***** Excerpt to read

More information about the evening, and tickets, available here.

Using blogs in teaching

Making use of a teaching blog is something that I have done since I began teaching in 2008, but with the move to online teaching and learning over the last couple of months, I thought it would be a useful opportunity to write down some of my experiences around this as I prepare for reviving the blog for next semester. In this post I’m going to go through how I do and don’t use it, and some guidelines around practicalities.

The context: I currently use a module blog for my research-led module “Geographies of nation and empire: the Victorian novel 1850-90” which runs as a level 6 and 7 module in the School of Literature and Languages at the University of Surrey. The blog was last used in 2018-19 as my module rested while I was on sabbatical last semester. I’ve previously used a blog for level 4 students at the University of Warwick, and am planning to do so again for one of my l4 modules next year.

Firstly, it’s probably helpful to outline what I don’t use the blog for. Anything key to the module – handbooks, assessment guidelines, weekly slides and handouts – are all placed on Surreylearn (our VLE). Nothing essential to the running or assessment of the module features on the blog, preventing confusion about where to look for essential information, and meaning that the blog is not a required component to get through the module.

**********
***** Provided information

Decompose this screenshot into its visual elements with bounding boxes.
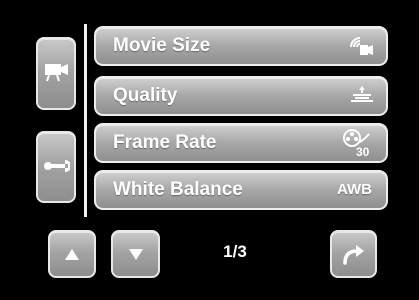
- page-down-button[interactable]: [111, 230, 160, 278]
- menu-item-quality[interactable]: Quality: [94, 76, 388, 116]
- white-balance-value: AWB: [337, 181, 372, 198]
- frame-rate-icon: 30: [342, 128, 372, 158]
- quality-icon: [350, 85, 374, 105]
- sidebar-item-movie[interactable]: [36, 37, 76, 110]
- frame-rate-value: 30: [356, 145, 370, 158]
- menu-item-label: Quality: [113, 85, 178, 106]
- movie-camera-icon: [45, 64, 69, 82]
- menu-item-movie-size[interactable]: Movie Size: [94, 26, 388, 66]
- up-arrow-icon: [65, 249, 79, 260]
- menu-item-frame-rate[interactable]: Frame Rate 30: [94, 123, 388, 163]
- page-indicator: 1/3: [223, 242, 247, 261]
- sidebar-item-setup[interactable]: [36, 131, 76, 203]
- movie-size-icon: [348, 33, 374, 57]
- wrench-icon: [44, 158, 70, 174]
- sidebar-divider: [84, 24, 87, 217]
- menu-item-label: White Balance: [113, 179, 243, 200]
- menu-item-label: Frame Rate: [113, 132, 217, 153]
- menu-item-label: Movie Size: [113, 35, 211, 56]
- curved-arrow-icon: [342, 243, 366, 265]
- page-up-button[interactable]: [48, 230, 96, 278]
- down-arrow-icon: [129, 249, 143, 260]
- forward-button[interactable]: [330, 230, 377, 278]
- menu-item-white-balance[interactable]: White Balance AWB: [94, 170, 388, 210]
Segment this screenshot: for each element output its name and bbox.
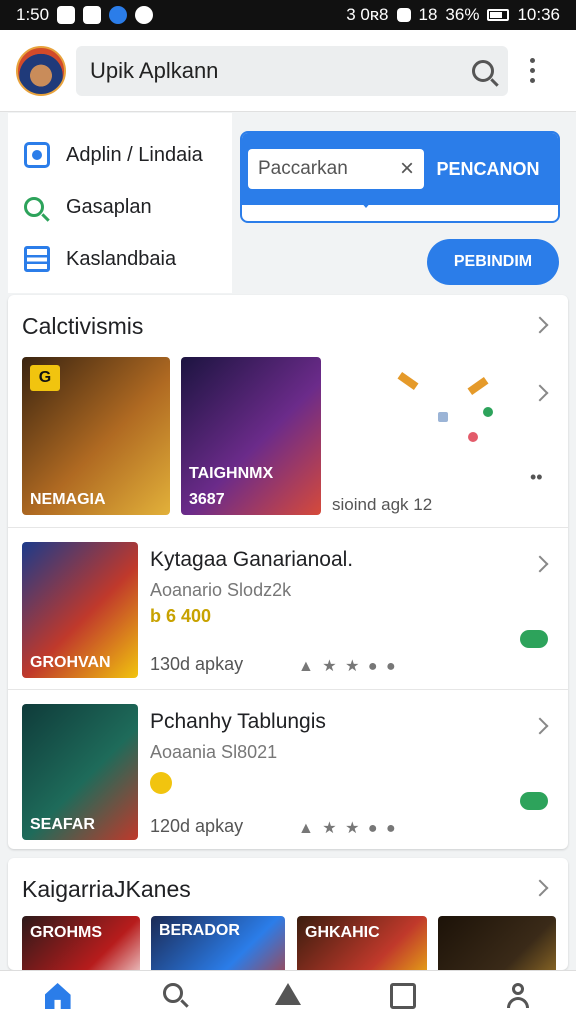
app-name: Kytagaa Ganarianoal. — [150, 548, 354, 571]
search-popup: Paccarkan × PENCANON — [240, 131, 560, 223]
status-signal: 18 — [418, 5, 438, 24]
chevron-right-icon[interactable] — [531, 879, 549, 897]
games-card: KaigarriaJKanes GROHMS BERADOR GHKAHIC — [8, 858, 568, 970]
app-art-caption: SEAFAR — [30, 816, 95, 833]
search-icon — [162, 983, 183, 1003]
emoji-icon — [150, 772, 172, 794]
popup-box: Paccarkan × PENCANON — [240, 131, 560, 223]
section-title: Calctivismis — [22, 313, 144, 339]
location-icon — [109, 6, 128, 24]
chevron-right-icon[interactable] — [531, 555, 549, 573]
box-icon — [390, 983, 417, 1009]
notification-icon — [57, 6, 76, 24]
app-art-caption: GROHVAN — [30, 654, 111, 671]
rating-stars: ▲ ★ ★ ● ● — [298, 820, 398, 837]
app-name: Pchanhy Tablungis — [150, 710, 326, 733]
more-dots-icon[interactable]: •• — [530, 467, 543, 488]
featured-tile-2[interactable]: TAIGHNMX 3687 — [181, 357, 321, 515]
popup-caret — [360, 201, 372, 208]
app-header: Upik Aplkann — [0, 30, 576, 112]
app-price: b 6 400 — [150, 606, 212, 626]
quick-link-adplin[interactable]: Adplin / Lindaia — [8, 129, 232, 181]
nav-profile[interactable] — [461, 971, 576, 1024]
popup-search-field[interactable]: Paccarkan × — [248, 149, 424, 189]
status-bar: 1:50 3 0ʀ8 18 36% 10:36 — [0, 0, 576, 30]
app-thumbnail: SEAFAR — [22, 704, 138, 840]
nav-library[interactable] — [346, 971, 461, 1024]
search-input[interactable]: Upik Aplkann — [76, 45, 508, 96]
avatar[interactable] — [16, 45, 66, 96]
featured-caption: NEMAGIA — [30, 491, 106, 508]
status-clock: 10:36 — [517, 5, 560, 24]
featured-side-text: sioind agk 12 — [332, 495, 433, 514]
popup-action-button[interactable]: PENCANON — [424, 159, 552, 180]
doc-icon — [24, 142, 50, 168]
quick-link-label: Kaslandbaia — [66, 247, 177, 270]
nav-apps[interactable] — [230, 971, 345, 1024]
featured-tile-1[interactable]: G NEMAGIA — [22, 357, 170, 515]
bottom-navigation — [0, 970, 576, 1024]
close-icon[interactable]: × — [400, 155, 414, 183]
more-vert-icon[interactable] — [530, 58, 536, 83]
play-icon — [135, 6, 154, 24]
app-row[interactable]: GROHVAN Kytagaa Ganarianoal. Aoanario Sl… — [8, 527, 568, 689]
nav-home[interactable] — [0, 971, 115, 1024]
status-battery: 36% — [445, 5, 480, 24]
featured-meta: 3687 — [189, 491, 225, 508]
featured-badge: G — [30, 365, 60, 391]
search-icon[interactable] — [472, 59, 494, 82]
battery-icon — [487, 9, 510, 21]
quick-link-gasaplan[interactable]: Gasaplan — [8, 181, 232, 233]
rating-stars: ▲ ★ ★ ● ● — [298, 658, 398, 675]
app-size: 130d apkay — [150, 654, 244, 674]
status-badge — [520, 630, 548, 648]
triangle-icon — [275, 983, 301, 1005]
primary-pill-button[interactable]: PEBINDIM — [427, 239, 559, 285]
section-title: KaigarriaJKanes — [22, 876, 191, 902]
game-tile-caption: GROHMS — [30, 924, 102, 941]
featured-side-art — [338, 357, 528, 515]
game-tile-caption: GHKAHIC — [305, 924, 380, 941]
sim-icon — [396, 8, 411, 22]
game-tile[interactable] — [438, 916, 556, 970]
featured-caption: TAIGHNMX — [189, 465, 274, 482]
chevron-right-icon[interactable] — [531, 316, 549, 334]
app-thumbnail: GROHVAN — [22, 542, 138, 678]
collection-card: Calctivismis G NEMAGIA TAIGHNMX 3687 sio… — [8, 295, 568, 849]
app-developer: Aoanario Slodz2k — [150, 580, 292, 600]
home-icon — [44, 983, 71, 1009]
quick-link-label: Gasaplan — [66, 195, 152, 218]
quick-links: Adplin / Lindaia Gasaplan Kaslandbaia — [8, 113, 232, 293]
status-badge — [520, 792, 548, 810]
game-tile[interactable]: BERADOR — [151, 916, 285, 970]
status-time: 1:50 — [16, 5, 50, 24]
search-icon — [24, 197, 44, 217]
status-right-text: 3 0ʀ8 — [346, 5, 389, 24]
app-developer: Aoaania Sl8021 — [150, 742, 278, 762]
popup-input-text: Paccarkan — [258, 158, 348, 179]
user-icon — [507, 983, 530, 1009]
nav-search[interactable] — [115, 971, 230, 1024]
game-tile[interactable]: GROHMS — [22, 916, 140, 970]
quick-link-label: Adplin / Lindaia — [66, 143, 203, 166]
search-text: Upik Aplkann — [90, 57, 219, 83]
chevron-right-icon[interactable] — [531, 384, 549, 402]
list-icon — [24, 246, 50, 272]
image-icon — [83, 6, 102, 24]
game-tile[interactable]: GHKAHIC — [297, 916, 427, 970]
quick-link-kaslandbaia[interactable]: Kaslandbaia — [8, 233, 232, 285]
game-tile-caption: BERADOR — [159, 922, 240, 939]
chevron-right-icon[interactable] — [531, 717, 549, 735]
app-size: 120d apkay — [150, 816, 244, 836]
app-row[interactable]: SEAFAR Pchanhy Tablungis Aoaania Sl8021 … — [8, 689, 568, 851]
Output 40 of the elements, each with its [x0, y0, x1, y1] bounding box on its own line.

**********

Set problem =
The post on using blogs in teaching names several module materials that go on Surreylearn rather than on the blog. List each of them.

Response to this exercise =
Handbooks, assessment guidelines, weekly slides, and handouts.